REQUIREMENT:
Retype the listing that follows, exactly as written.

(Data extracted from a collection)

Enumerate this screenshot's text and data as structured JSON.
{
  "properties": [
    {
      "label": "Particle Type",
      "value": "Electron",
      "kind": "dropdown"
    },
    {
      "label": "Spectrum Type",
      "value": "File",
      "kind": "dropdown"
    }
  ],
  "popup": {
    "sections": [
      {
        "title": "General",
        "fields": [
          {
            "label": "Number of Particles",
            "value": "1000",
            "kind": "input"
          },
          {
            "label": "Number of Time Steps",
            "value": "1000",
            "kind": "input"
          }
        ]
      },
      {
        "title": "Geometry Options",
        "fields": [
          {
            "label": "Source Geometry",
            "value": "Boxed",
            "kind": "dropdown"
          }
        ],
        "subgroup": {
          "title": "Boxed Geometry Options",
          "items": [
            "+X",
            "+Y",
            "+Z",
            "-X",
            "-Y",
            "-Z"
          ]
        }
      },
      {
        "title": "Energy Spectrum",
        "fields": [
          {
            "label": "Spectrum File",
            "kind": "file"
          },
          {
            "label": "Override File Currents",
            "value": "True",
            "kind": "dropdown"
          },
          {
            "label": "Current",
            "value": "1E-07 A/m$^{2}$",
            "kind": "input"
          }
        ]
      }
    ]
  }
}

SOLUTION FOR THIS PROBLEM:
Enumerate this screenshot's text and data as structured JSON.
{
  "properties": [
    {
      "label": "Particle Type",
      "value": "Electron",
      "kind": "dropdown"
    },
    {
      "label": "Spectrum Type",
      "value": "File",
      "kind": "dropdown"
    }
  ],
  "popup": {
    "sections": [
      {
        "title": "General",
        "fields": [
          {
            "label": "Number of Particles",
            "value": "1000",
            "kind": "input"
          },
          {
            "label": "Number of Time Steps",
            "value": "1000",
            "kind": "input"
          }
        ]
      },
      {
        "title": "Geometry Options",
        "fields": [
          {
            "label": "Source Geometry",
            "value": "Boxed",
            "kind": "dropdown"
          }
        ],
        "subgroup": {
          "title": "Boxed Geometry Options",
          "items": [
            "+X",
            "+Y",
            "+Z",
            "-X",
            "-Y",
            "-Z"
          ]
        }
      },
      {
        "title": "Energy Spectrum",
        "fields": [
          {
            "label": "Spectrum File",
            "kind": "file"
          },
          {
            "label": "Override File Currents",
            "value": "True",
            "kind": "dropdown"
          },
          {
            "label": "Current",
            "value": "1E-07 A/m$^{2}$",
            "kind": "input"
          }
        ]
      }
    ]
  }
}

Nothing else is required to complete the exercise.